- **Task prompt**: Go through the listing and return every line with "światła" in it.

[START OF Source records]

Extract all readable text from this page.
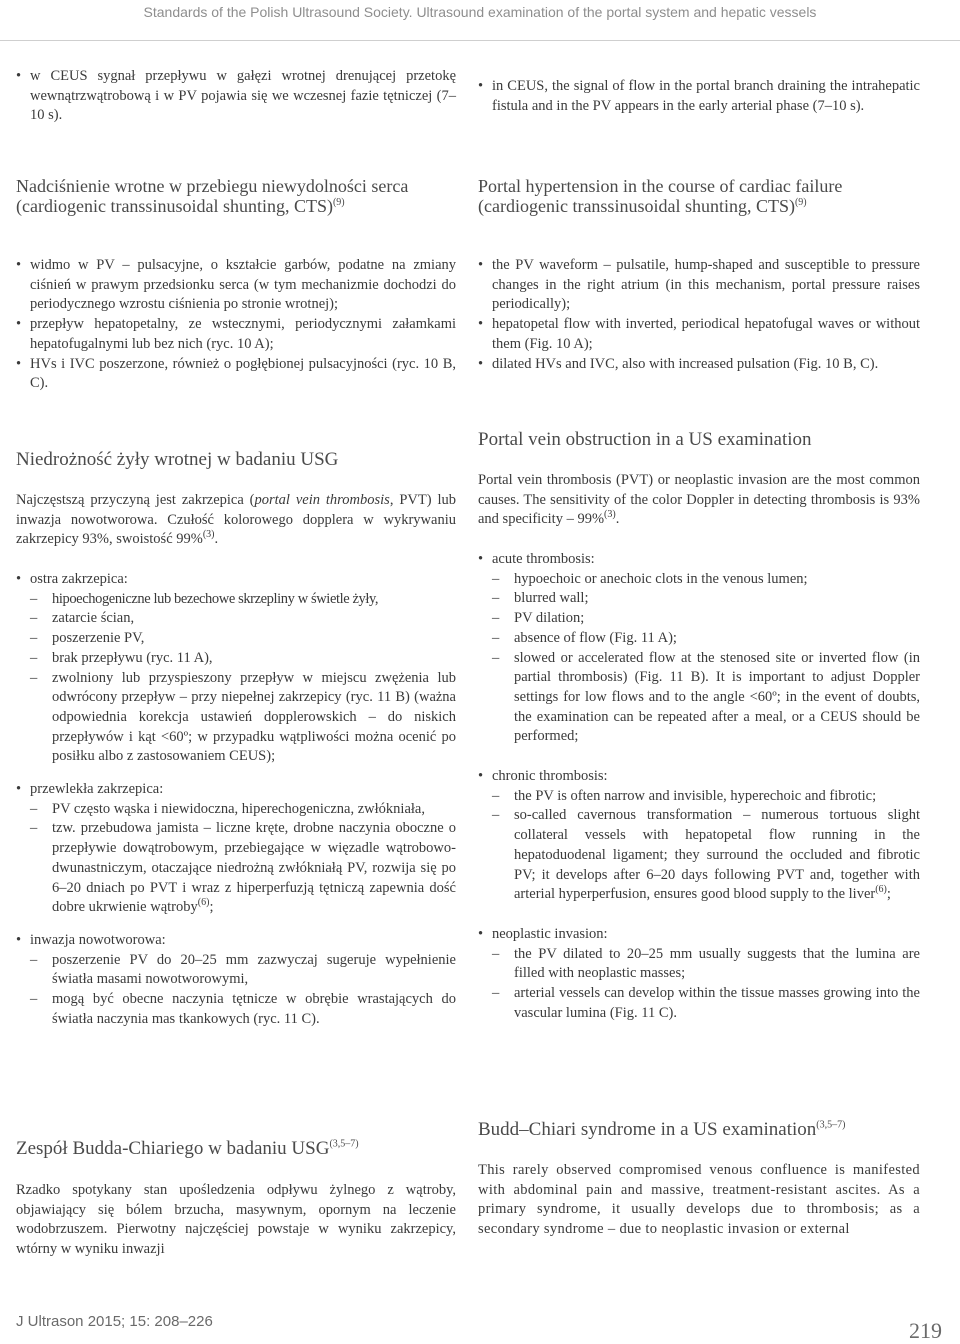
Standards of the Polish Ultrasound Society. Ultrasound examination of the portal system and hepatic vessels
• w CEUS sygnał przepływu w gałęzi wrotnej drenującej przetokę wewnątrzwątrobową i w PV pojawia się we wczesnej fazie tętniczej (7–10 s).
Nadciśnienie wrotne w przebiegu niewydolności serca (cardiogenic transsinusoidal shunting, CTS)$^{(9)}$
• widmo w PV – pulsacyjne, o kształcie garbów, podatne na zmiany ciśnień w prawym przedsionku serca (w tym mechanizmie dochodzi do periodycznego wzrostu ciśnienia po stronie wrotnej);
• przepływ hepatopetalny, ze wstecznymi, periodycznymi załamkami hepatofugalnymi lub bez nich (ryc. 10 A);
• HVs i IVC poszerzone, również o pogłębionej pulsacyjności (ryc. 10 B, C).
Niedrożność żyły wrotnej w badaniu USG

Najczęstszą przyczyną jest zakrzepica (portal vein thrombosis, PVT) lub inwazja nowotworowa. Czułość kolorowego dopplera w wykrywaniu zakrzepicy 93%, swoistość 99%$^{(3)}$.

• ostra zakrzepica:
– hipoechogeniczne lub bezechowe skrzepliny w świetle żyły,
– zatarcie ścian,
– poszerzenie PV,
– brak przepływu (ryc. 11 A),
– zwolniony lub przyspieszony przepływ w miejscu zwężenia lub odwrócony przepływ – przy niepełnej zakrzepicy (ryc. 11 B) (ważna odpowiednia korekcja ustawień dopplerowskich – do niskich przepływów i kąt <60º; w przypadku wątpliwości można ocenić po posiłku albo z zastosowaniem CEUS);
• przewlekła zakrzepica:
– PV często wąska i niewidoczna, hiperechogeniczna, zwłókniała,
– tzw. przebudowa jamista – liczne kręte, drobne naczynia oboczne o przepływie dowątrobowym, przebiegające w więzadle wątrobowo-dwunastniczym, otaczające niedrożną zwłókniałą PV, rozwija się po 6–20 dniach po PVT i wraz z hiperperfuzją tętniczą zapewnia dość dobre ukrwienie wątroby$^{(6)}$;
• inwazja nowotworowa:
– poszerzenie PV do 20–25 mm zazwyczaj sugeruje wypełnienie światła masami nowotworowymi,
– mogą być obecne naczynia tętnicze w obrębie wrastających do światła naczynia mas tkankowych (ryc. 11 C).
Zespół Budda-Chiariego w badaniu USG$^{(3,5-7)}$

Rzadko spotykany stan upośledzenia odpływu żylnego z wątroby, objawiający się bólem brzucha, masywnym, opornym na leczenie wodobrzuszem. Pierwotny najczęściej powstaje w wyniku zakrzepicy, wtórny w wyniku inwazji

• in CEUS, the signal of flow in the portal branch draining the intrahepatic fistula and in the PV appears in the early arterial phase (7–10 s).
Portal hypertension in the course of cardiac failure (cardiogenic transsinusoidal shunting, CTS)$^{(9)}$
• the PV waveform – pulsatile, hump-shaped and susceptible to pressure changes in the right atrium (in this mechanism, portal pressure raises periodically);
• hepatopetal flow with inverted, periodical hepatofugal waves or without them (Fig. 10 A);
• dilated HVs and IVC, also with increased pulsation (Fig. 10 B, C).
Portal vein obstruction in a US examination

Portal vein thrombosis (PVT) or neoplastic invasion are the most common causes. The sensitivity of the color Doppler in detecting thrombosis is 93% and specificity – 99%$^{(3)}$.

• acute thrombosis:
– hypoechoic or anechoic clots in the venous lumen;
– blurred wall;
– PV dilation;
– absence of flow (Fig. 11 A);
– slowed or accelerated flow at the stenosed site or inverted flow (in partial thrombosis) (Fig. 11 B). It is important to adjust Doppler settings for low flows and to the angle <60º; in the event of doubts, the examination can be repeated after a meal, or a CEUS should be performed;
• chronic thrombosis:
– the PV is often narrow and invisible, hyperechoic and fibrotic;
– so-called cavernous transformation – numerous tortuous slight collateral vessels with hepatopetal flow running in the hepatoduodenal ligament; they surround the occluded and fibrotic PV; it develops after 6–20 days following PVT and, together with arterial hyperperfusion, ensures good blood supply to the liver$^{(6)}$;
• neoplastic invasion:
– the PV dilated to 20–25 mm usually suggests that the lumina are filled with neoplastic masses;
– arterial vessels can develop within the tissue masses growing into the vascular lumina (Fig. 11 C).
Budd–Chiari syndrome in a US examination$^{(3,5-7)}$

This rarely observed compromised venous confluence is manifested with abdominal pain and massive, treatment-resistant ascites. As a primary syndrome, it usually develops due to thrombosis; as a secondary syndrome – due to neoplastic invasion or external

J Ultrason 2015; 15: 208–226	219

[END OF Source records]
[START OF Source records]

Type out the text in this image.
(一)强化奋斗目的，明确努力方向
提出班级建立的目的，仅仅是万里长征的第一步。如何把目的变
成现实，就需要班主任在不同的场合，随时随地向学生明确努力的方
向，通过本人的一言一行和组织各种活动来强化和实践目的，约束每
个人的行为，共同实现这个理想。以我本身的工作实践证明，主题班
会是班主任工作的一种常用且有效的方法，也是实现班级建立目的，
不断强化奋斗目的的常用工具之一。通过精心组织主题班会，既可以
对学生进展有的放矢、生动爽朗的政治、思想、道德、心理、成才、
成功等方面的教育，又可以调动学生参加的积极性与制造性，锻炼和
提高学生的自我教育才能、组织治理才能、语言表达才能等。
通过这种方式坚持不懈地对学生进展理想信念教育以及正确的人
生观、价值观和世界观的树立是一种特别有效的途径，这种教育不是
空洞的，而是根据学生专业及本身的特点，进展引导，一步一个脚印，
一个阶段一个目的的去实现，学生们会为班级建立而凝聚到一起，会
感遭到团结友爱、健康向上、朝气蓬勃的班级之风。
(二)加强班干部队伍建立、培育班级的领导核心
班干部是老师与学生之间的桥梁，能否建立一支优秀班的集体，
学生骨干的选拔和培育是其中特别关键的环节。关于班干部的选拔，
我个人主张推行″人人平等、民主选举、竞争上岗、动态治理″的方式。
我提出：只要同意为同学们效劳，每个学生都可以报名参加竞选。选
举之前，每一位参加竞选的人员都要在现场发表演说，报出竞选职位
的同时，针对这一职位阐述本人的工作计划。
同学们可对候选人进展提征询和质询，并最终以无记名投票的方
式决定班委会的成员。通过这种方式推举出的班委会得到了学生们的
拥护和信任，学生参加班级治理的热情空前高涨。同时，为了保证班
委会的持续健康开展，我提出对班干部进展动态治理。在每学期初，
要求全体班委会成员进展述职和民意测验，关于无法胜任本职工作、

[END OF Source records]
[START OF Source records]

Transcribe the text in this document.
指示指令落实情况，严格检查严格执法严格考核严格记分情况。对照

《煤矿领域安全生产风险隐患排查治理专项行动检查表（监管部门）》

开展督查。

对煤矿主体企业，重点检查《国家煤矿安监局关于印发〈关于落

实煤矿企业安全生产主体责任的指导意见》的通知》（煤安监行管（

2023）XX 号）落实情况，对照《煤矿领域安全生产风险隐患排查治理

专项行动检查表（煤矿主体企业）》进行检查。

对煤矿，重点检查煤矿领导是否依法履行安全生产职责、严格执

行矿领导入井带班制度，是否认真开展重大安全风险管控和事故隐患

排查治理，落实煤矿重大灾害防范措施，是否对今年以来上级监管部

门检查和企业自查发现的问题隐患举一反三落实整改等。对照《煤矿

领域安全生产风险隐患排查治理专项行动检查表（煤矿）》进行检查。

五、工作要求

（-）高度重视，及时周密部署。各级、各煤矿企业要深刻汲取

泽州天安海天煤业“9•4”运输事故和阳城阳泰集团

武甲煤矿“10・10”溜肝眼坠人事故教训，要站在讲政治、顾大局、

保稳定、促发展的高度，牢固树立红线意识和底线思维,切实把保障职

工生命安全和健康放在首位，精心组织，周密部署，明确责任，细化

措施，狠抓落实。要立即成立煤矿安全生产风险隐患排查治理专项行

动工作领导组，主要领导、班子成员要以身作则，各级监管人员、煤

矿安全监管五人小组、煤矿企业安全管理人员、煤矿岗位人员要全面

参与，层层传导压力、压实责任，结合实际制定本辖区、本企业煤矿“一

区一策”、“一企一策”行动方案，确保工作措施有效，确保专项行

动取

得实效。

[END OF Source records]

- **Written response**:
– poszerzenie PV do 20–25 mm zazwyczaj sugeruje wypełnienie światła masami nowotworowymi,
– mogą być obecne naczynia tętnicze w obrębie wrastających do światła naczynia mas tkankowych (ryc. 11 C).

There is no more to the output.